THE TASK:
Write out the whole listing word for word.
_ _ _ _ _ _ _
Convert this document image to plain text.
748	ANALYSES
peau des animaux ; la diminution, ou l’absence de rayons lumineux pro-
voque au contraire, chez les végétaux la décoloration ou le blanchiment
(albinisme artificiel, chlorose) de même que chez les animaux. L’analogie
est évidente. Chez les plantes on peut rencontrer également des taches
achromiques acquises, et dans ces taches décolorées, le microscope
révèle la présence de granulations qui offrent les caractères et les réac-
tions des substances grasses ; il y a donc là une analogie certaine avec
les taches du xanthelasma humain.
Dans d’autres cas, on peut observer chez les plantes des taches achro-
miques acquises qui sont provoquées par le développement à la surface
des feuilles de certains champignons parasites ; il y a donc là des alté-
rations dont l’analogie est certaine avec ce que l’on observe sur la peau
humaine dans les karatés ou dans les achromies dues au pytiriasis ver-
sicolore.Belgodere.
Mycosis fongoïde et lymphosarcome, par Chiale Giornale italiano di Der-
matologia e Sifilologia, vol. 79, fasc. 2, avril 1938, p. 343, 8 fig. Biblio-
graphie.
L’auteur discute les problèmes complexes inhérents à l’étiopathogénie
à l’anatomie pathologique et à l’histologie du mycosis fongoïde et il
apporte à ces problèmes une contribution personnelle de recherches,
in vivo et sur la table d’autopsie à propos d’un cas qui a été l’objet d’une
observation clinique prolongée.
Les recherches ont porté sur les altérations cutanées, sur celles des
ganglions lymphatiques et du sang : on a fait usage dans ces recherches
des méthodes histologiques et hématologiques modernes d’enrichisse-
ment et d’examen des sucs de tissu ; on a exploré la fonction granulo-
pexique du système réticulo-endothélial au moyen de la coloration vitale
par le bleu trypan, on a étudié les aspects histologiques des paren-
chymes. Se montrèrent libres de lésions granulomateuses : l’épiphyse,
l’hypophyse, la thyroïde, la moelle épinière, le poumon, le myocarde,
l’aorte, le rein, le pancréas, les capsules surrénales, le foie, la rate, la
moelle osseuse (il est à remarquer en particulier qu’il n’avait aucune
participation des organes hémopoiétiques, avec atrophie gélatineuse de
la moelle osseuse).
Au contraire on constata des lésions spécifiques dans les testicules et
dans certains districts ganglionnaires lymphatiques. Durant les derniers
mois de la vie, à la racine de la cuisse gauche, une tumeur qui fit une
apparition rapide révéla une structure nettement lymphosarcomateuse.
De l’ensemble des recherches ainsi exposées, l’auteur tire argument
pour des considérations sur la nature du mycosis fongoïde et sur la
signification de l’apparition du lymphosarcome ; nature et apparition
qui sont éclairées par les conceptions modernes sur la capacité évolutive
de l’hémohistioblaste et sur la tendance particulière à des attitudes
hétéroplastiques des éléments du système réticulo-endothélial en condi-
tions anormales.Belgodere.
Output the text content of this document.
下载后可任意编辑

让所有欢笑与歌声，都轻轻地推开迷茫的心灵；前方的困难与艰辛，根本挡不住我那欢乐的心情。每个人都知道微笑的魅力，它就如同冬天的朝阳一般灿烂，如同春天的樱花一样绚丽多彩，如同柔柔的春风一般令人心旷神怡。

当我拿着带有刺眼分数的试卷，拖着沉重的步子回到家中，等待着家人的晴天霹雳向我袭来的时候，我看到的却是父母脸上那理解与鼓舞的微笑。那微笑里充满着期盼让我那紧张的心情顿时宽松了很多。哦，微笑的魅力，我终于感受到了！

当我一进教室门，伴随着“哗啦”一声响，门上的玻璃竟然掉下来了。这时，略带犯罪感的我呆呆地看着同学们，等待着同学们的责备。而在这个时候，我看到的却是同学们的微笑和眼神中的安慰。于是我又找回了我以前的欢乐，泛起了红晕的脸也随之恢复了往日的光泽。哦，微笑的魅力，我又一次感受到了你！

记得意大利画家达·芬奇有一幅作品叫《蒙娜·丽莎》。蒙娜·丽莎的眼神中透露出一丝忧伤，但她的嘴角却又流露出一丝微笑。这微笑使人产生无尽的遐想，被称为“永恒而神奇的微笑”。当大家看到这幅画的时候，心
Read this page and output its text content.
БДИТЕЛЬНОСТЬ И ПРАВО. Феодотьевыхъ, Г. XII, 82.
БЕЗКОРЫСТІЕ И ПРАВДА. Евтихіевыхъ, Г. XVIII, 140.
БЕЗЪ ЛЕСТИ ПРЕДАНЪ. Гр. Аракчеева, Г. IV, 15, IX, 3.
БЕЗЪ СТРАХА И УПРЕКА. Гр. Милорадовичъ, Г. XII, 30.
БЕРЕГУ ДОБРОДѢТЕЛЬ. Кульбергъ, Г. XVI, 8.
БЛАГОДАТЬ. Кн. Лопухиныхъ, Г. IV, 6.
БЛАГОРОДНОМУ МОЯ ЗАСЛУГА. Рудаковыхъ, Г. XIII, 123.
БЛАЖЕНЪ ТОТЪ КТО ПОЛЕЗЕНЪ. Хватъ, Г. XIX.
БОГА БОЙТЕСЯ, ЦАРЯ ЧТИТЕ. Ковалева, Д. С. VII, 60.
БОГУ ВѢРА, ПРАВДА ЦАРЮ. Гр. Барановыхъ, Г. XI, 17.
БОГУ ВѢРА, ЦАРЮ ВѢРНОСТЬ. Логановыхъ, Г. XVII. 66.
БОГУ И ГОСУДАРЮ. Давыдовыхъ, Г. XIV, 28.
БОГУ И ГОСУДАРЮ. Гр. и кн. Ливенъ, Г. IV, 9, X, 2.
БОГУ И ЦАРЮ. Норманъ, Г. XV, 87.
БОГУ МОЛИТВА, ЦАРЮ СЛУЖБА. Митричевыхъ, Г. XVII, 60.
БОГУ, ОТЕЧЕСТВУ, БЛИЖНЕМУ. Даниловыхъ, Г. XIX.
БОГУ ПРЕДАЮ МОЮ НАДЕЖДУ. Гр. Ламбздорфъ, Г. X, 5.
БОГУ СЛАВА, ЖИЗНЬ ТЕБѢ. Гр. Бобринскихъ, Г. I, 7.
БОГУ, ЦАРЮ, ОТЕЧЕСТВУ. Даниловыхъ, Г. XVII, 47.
_ _ _ _ _ _ _
SOLUTION FOR THIS PROBLEM:
Convert this document image to plain text.
748	ANALYSES
peau des animaux ; la diminution, ou l’absence de rayons lumineux pro-
voque au contraire, chez les végétaux la décoloration ou le blanchiment
(albinisme artificiel, chlorose) de même que chez les animaux. L’analogie
est évidente. Chez les plantes on peut rencontrer également des taches
achromiques acquises, et dans ces taches décolorées, le microscope
révèle la présence de granulations qui offrent les caractères et les réac-
tions des substances grasses ; il y a donc là une analogie certaine avec
les taches du xanthelasma humain.
Dans d’autres cas, on peut observer chez les plantes des taches achro-
miques acquises qui sont provoquées par le développement à la surface
des feuilles de certains champignons parasites ; il y a donc là des alté-
rations dont l’analogie est certaine avec ce que l’on observe sur la peau
humaine dans les karatés ou dans les achromies dues au pytiriasis ver-
sicolore.Belgodere.
Mycosis fongoïde et lymphosarcome, par Chiale Giornale italiano di Der-
matologia e Sifilologia, vol. 79, fasc. 2, avril 1938, p. 343, 8 fig. Biblio-
graphie.
L’auteur discute les problèmes complexes inhérents à l’étiopathogénie
à l’anatomie pathologique et à l’histologie du mycosis fongoïde et il
apporte à ces problèmes une contribution personnelle de recherches,
in vivo et sur la table d’autopsie à propos d’un cas qui a été l’objet d’une
observation clinique prolongée.
Les recherches ont porté sur les altérations cutanées, sur celles des
ganglions lymphatiques et du sang : on a fait usage dans ces recherches
des méthodes histologiques et hématologiques modernes d’enrichisse-
ment et d’examen des sucs de tissu ; on a exploré la fonction granulo-
pexique du système réticulo-endothélial au moyen de la coloration vitale
par le bleu trypan, on a étudié les aspects histologiques des paren-
chymes. Se montrèrent libres de lésions granulomateuses : l’épiphyse,
l’hypophyse, la thyroïde, la moelle épinière, le poumon, le myocarde,
l’aorte, le rein, le pancréas, les capsules surrénales, le foie, la rate, la
moelle osseuse (il est à remarquer en particulier qu’il n’avait aucune
participation des organes hémopoiétiques, avec atrophie gélatineuse de
la moelle osseuse).
Au contraire on constata des lésions spécifiques dans les testicules et
dans certains districts ganglionnaires lymphatiques. Durant les derniers
mois de la vie, à la racine de la cuisse gauche, une tumeur qui fit une
apparition rapide révéla une structure nettement lymphosarcomateuse.
De l’ensemble des recherches ainsi exposées, l’auteur tire argument
pour des considérations sur la nature du mycosis fongoïde et sur la
signification de l’apparition du lymphosarcome ; nature et apparition
qui sont éclairées par les conceptions modernes sur la capacité évolutive
de l’hémohistioblaste et sur la tendance particulière à des attitudes
hétéroplastiques des éléments du système réticulo-endothélial en condi-
tions anormales.Belgodere.
Output the text content of this document.
下载后可任意编辑

让所有欢笑与歌声，都轻轻地推开迷茫的心灵；前方的困难与艰辛，根本挡不住我那欢乐的心情。每个人都知道微笑的魅力，它就如同冬天的朝阳一般灿烂，如同春天的樱花一样绚丽多彩，如同柔柔的春风一般令人心旷神怡。

当我拿着带有刺眼分数的试卷，拖着沉重的步子回到家中，等待着家人的晴天霹雳向我袭来的时候，我看到的却是父母脸上那理解与鼓舞的微笑。那微笑里充满着期盼让我那紧张的心情顿时宽松了很多。哦，微笑的魅力，我终于感受到了！

当我一进教室门，伴随着“哗啦”一声响，门上的玻璃竟然掉下来了。这时，略带犯罪感的我呆呆地看着同学们，等待着同学们的责备。而在这个时候，我看到的却是同学们的微笑和眼神中的安慰。于是我又找回了我以前的欢乐，泛起了红晕的脸也随之恢复了往日的光泽。哦，微笑的魅力，我又一次感受到了你！

记得意大利画家达·芬奇有一幅作品叫《蒙娜·丽莎》。蒙娜·丽莎的眼神中透露出一丝忧伤，但她的嘴角却又流露出一丝微笑。这微笑使人产生无尽的遐想，被称为“永恒而神奇的微笑”。当大家看到这幅画的时候，心
Read this page and output its text content.
БДИТЕЛЬНОСТЬ И ПРАВО. Феодотьевыхъ, Г. XII, 82.
БЕЗКОРЫСТІЕ И ПРАВДА. Евтихіевыхъ, Г. XVIII, 140.
БЕЗЪ ЛЕСТИ ПРЕДАНЪ. Гр. Аракчеева, Г. IV, 15, IX, 3.
БЕЗЪ СТРАХА И УПРЕКА. Гр. Милорадовичъ, Г. XII, 30.
БЕРЕГУ ДОБРОДѢТЕЛЬ. Кульбергъ, Г. XVI, 8.
БЛАГОДАТЬ. Кн. Лопухиныхъ, Г. IV, 6.
БЛАГОРОДНОМУ МОЯ ЗАСЛУГА. Рудаковыхъ, Г. XIII, 123.
БЛАЖЕНЪ ТОТЪ КТО ПОЛЕЗЕНЪ. Хватъ, Г. XIX.
БОГА БОЙТЕСЯ, ЦАРЯ ЧТИТЕ. Ковалева, Д. С. VII, 60.
БОГУ ВѢРА, ПРАВДА ЦАРЮ. Гр. Барановыхъ, Г. XI, 17.
БОГУ ВѢРА, ЦАРЮ ВѢРНОСТЬ. Логановыхъ, Г. XVII. 66.
БОГУ И ГОСУДАРЮ. Давыдовыхъ, Г. XIV, 28.
БОГУ И ГОСУДАРЮ. Гр. и кн. Ливенъ, Г. IV, 9, X, 2.
БОГУ И ЦАРЮ. Норманъ, Г. XV, 87.
БОГУ МОЛИТВА, ЦАРЮ СЛУЖБА. Митричевыхъ, Г. XVII, 60.
БОГУ, ОТЕЧЕСТВУ, БЛИЖНЕМУ. Даниловыхъ, Г. XIX.
БОГУ ПРЕДАЮ МОЮ НАДЕЖДУ. Гр. Ламбздорфъ, Г. X, 5.
БОГУ СЛАВА, ЖИЗНЬ ТЕБѢ. Гр. Бобринскихъ, Г. I, 7.
БОГУ, ЦАРЮ, ОТЕЧЕСТВУ. Даниловыхъ, Г. XVII, 47.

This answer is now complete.